Some records

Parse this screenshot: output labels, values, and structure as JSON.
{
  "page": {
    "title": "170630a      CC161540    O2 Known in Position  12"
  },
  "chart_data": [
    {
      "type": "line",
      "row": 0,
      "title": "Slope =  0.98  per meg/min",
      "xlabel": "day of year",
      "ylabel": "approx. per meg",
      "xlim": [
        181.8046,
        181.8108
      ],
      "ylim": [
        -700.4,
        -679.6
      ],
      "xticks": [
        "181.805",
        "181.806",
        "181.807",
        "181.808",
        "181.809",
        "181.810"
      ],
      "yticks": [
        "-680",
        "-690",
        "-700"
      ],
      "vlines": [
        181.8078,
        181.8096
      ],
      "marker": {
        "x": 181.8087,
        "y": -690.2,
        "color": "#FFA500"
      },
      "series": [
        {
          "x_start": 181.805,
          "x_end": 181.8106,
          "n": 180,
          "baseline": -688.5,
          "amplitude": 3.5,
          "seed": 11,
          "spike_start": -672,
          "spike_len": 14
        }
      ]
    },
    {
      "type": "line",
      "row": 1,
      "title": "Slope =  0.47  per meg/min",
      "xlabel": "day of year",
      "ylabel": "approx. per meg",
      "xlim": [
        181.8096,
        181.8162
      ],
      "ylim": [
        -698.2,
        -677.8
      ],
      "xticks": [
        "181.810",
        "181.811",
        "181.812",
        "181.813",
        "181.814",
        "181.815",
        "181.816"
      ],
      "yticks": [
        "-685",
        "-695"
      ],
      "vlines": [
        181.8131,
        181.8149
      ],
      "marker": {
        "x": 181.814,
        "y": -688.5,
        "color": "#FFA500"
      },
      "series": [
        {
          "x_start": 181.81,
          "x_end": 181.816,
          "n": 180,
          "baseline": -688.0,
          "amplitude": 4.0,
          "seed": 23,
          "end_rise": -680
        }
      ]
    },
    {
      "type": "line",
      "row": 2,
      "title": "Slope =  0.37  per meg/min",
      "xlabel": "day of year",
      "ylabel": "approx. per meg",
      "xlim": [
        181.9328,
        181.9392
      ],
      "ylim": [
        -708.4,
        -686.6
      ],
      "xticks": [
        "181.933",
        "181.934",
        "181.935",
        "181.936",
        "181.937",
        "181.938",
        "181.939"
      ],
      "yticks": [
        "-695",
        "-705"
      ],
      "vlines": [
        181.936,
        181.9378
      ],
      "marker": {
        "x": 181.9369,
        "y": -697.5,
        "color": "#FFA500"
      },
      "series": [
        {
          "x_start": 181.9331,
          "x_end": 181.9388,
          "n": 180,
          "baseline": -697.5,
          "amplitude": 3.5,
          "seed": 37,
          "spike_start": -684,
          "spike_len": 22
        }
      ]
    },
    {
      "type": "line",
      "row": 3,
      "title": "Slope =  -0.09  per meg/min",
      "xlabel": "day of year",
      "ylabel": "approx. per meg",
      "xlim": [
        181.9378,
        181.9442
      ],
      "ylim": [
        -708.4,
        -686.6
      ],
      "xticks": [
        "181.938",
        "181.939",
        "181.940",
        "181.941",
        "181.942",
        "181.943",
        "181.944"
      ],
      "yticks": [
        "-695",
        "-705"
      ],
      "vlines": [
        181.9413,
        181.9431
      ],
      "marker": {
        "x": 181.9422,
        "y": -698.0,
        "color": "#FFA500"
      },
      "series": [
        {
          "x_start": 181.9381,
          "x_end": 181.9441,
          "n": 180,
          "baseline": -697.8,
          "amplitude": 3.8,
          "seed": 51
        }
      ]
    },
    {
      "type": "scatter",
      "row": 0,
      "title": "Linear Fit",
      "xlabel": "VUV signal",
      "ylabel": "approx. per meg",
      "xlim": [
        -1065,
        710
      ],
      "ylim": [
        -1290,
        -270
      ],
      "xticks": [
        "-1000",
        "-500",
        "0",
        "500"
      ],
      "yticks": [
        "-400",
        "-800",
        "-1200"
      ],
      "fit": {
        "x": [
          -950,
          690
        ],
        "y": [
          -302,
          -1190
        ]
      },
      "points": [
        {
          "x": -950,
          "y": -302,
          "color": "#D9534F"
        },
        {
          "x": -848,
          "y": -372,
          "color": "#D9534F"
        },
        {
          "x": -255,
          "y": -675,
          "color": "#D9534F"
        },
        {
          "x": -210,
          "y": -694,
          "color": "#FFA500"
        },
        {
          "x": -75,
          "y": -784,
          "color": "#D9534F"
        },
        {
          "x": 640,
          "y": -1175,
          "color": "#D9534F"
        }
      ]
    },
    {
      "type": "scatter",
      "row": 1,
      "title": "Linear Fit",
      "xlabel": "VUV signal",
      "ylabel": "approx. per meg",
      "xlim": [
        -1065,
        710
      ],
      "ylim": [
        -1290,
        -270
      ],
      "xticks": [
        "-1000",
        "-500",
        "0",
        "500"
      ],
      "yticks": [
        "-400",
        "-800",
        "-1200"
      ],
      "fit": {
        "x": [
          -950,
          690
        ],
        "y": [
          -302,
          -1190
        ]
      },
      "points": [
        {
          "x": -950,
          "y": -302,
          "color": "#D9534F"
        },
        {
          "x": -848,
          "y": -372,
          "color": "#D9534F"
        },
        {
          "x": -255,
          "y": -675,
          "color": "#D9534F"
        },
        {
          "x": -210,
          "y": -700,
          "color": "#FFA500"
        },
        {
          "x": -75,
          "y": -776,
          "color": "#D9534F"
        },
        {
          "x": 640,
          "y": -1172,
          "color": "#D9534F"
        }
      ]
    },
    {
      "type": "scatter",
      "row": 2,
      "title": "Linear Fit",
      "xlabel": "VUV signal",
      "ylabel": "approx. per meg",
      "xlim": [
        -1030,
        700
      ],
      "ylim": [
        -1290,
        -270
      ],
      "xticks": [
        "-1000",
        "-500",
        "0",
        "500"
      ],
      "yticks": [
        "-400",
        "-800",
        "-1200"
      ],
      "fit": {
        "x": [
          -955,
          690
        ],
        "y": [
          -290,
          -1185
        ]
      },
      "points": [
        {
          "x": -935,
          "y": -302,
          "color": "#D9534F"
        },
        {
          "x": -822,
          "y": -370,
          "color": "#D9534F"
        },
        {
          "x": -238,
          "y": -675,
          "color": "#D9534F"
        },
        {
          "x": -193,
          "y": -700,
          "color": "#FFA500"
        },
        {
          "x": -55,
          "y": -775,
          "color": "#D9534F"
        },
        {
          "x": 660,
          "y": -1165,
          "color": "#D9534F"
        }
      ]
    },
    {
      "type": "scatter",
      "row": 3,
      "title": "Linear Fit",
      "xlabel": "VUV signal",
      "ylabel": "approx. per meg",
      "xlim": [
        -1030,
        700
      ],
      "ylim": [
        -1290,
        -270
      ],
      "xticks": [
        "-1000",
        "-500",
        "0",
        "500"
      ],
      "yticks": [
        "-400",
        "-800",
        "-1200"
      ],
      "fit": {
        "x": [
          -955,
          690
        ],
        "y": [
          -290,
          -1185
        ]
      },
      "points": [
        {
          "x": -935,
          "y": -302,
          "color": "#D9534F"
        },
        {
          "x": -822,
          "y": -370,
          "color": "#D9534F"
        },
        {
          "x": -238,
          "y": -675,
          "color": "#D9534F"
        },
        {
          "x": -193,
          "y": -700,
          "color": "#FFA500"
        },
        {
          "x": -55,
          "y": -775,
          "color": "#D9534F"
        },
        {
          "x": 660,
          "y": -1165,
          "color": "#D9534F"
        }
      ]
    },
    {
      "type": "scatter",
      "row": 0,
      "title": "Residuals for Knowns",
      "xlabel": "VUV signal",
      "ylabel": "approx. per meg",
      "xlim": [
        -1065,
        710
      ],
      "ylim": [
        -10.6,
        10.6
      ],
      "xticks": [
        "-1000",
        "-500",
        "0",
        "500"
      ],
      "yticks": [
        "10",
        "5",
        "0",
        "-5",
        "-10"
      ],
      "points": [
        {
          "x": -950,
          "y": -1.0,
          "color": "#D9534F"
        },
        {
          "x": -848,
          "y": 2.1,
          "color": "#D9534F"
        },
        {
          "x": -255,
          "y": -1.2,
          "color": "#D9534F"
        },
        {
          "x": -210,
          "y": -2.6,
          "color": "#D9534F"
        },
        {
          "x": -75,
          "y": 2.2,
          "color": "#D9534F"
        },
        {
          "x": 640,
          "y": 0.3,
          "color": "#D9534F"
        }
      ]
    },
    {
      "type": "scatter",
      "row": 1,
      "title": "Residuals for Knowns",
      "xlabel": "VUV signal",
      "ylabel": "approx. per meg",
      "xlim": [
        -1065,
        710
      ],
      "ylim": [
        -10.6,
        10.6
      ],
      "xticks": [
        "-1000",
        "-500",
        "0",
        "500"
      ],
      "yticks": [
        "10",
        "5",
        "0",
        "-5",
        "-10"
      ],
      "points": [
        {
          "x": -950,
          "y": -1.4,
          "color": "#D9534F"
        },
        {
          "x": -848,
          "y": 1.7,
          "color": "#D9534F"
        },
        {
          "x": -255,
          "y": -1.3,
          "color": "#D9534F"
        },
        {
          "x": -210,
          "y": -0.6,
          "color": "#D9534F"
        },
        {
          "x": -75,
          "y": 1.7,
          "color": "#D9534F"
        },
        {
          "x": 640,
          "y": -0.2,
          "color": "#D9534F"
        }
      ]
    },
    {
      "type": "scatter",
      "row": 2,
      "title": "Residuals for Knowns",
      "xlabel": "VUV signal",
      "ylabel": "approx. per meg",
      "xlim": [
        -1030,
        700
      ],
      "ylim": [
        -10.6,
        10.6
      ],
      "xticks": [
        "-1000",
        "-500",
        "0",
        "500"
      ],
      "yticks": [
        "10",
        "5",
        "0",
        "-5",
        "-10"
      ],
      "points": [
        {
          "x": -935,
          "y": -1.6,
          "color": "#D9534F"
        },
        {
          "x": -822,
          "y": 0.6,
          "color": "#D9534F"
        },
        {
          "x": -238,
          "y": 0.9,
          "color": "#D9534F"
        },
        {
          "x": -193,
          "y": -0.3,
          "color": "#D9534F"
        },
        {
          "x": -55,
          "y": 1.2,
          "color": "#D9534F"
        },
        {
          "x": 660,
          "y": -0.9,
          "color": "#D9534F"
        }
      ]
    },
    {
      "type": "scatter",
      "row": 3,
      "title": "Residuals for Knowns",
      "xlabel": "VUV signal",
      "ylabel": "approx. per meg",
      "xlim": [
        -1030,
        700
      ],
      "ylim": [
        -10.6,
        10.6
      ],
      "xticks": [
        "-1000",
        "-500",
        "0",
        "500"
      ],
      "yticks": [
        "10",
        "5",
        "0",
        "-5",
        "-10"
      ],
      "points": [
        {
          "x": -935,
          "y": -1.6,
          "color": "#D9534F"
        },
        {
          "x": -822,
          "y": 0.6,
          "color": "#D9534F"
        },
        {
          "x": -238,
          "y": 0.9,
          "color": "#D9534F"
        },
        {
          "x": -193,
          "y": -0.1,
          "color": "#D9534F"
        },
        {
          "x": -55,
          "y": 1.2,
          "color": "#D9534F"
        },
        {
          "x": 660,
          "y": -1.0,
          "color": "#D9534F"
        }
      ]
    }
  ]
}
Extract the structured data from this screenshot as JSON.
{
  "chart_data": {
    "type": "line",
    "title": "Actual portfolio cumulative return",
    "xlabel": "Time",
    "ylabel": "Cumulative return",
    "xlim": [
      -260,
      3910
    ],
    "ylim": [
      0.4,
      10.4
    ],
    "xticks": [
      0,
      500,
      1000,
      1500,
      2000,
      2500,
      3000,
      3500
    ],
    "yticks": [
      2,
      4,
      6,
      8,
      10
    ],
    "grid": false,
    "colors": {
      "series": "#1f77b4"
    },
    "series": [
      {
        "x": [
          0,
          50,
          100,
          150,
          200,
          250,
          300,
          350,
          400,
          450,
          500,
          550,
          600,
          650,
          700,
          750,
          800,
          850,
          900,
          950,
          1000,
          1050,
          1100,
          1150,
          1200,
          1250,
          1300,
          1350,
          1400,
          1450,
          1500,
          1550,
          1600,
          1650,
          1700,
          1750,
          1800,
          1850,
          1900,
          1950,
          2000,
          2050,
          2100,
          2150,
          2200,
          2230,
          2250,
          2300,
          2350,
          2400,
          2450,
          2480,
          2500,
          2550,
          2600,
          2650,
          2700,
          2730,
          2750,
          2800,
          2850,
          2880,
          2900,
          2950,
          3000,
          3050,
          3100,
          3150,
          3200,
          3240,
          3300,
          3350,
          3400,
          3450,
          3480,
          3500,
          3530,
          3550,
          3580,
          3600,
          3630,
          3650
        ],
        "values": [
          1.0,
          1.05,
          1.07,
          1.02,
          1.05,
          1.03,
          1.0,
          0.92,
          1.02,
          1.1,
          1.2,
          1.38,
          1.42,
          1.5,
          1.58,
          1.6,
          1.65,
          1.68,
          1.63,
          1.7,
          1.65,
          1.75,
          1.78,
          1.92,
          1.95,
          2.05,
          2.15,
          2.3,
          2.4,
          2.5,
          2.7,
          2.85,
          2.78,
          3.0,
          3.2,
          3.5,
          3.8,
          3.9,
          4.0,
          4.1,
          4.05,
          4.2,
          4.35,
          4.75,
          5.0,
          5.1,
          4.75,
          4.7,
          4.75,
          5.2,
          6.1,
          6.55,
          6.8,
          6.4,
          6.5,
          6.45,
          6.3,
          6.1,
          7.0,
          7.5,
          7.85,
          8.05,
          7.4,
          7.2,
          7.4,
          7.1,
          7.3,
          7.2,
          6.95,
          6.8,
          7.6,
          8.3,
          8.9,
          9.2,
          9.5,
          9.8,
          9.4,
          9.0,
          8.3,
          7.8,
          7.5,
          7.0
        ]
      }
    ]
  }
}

» **THE REQUEST**
Select and copy each line from the data that includes the word "return".

» **RESPONSE TO THE TASK**
    "title": "Actual portfolio cumulative return",
    "ylabel": "Cumulative return",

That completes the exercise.